Another thing that Paypal messed up on. The buyer’s complaint is for non-shipping of promised goods.

1. Buyer must first pay for a physical item.

2. Buyer must request shipping if they want to have the item shipped.

3. Buyer must give a shipping address if the terms of the payment required shipping.

4. Buyer should include shipping cost or totals with the payment if they want items shipped.

So my buyer did not request and item shipped. There were no promises of shipping. The payment did not require shipping. So there is no buyer’s complaint unless the buyer can prove they requested something to be shipped.

Had Paypal done an investigation or they would let one of my attorneys (who I am married to one of them) speak to their supervisor, they would of first realized the buyers type of payment did not request anything to be shipped. It was a payment for the transfer of ownership. Paypal had no right to escrow the sale after the transfer took place.

···

Written task 1:
Using the complaint about PayPal, decide whether each statement below agrees with it, answering yes or no and quoting the words that settle it.
(a) The buyer's payment was for the transfer of ownership.
(b) The seller promised to ship the item.
(c) Under the listed rules, a buyer must first pay for a physical item.

···

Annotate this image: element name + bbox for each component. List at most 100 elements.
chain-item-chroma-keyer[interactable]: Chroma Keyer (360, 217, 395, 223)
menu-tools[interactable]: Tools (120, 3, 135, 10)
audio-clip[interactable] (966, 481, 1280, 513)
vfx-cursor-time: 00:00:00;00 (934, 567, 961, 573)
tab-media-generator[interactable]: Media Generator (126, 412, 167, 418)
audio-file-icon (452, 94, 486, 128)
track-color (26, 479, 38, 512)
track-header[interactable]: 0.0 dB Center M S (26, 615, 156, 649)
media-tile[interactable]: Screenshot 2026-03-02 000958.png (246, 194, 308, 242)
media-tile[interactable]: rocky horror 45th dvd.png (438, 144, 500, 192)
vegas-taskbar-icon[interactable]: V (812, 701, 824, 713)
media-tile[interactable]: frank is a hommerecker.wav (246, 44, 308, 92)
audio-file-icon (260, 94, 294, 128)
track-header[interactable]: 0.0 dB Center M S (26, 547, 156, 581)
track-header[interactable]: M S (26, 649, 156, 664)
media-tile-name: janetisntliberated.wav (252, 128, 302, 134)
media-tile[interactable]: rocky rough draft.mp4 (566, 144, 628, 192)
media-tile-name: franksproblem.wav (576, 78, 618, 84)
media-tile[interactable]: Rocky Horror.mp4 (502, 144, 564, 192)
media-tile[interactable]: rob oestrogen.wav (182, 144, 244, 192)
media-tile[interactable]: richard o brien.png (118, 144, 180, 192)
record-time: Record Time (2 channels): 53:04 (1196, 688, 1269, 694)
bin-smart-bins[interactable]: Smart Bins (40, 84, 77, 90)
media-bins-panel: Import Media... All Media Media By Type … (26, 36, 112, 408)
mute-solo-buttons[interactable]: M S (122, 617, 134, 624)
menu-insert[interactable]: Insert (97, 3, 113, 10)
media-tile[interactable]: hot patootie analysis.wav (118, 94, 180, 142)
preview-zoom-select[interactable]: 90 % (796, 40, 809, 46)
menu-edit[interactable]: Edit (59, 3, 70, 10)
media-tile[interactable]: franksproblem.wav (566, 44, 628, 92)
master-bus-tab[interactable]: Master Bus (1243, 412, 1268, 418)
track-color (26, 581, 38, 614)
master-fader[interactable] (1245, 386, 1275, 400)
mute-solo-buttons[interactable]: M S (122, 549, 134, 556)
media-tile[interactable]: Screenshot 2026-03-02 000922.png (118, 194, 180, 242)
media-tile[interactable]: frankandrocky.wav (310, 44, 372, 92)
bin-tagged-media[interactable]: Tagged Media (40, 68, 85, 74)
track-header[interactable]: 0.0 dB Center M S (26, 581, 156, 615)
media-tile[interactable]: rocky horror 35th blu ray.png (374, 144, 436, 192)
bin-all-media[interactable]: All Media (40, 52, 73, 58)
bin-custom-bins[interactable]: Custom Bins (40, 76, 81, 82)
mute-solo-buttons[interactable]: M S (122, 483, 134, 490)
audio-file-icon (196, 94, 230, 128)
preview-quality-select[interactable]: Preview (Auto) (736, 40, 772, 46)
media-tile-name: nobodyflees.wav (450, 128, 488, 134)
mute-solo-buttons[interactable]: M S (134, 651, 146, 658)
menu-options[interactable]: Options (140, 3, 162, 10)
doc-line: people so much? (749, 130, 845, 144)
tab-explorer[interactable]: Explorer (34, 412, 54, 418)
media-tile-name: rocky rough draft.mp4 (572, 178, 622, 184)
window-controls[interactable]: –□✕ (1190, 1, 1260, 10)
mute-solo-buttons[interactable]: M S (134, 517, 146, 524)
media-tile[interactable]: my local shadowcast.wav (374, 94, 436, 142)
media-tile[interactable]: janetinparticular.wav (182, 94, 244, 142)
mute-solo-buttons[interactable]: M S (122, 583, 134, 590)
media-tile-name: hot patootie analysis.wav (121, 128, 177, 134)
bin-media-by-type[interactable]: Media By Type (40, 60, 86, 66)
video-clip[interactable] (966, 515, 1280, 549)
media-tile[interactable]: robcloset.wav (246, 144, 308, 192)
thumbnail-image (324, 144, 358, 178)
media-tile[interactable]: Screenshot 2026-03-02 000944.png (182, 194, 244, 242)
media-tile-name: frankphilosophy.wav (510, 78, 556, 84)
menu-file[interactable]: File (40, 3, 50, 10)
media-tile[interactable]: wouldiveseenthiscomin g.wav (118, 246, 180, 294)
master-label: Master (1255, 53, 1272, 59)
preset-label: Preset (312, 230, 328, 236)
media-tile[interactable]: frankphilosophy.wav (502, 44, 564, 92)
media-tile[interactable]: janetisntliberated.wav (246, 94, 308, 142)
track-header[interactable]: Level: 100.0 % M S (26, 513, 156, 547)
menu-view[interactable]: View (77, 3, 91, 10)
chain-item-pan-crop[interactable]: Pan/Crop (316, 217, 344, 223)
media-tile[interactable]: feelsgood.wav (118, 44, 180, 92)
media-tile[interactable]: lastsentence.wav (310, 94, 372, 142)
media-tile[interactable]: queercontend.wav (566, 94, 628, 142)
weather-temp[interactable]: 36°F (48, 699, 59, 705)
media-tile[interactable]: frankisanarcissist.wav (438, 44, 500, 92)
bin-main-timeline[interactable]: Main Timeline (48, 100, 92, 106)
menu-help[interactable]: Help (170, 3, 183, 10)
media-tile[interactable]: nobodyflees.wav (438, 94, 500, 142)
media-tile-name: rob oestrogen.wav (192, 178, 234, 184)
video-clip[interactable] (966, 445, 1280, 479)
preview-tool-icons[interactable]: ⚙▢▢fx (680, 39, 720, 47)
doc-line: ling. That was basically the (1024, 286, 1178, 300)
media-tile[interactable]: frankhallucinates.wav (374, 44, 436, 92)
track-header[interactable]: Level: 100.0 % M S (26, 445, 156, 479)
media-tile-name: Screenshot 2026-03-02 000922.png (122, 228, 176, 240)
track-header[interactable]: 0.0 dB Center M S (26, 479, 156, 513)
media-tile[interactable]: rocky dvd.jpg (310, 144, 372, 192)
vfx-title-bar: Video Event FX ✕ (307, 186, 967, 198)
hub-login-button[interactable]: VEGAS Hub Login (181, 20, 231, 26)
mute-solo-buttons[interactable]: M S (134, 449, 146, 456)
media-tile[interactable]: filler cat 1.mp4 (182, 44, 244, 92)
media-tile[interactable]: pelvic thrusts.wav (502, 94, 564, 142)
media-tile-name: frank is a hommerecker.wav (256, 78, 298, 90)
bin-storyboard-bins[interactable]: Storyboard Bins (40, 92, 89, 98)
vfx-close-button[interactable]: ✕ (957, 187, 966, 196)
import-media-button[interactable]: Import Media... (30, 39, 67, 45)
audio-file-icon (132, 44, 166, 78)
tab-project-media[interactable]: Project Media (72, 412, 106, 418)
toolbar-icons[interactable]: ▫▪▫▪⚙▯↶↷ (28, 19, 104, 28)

···

Written task 2: Return every line of the entries that contains the string "patootie".

Exercise result 1:
(a) Yes: "It was a payment for the transfer of ownership."
(b) No: "There were no promises of shipping."
(c) Yes: "Buyer must first pay for a physical item."

Exercise result 2:
media-tile[interactable]: hot patootie analysis.wav (118, 94, 180, 142)
media-tile-name: hot patootie analysis.wav (121, 128, 177, 134)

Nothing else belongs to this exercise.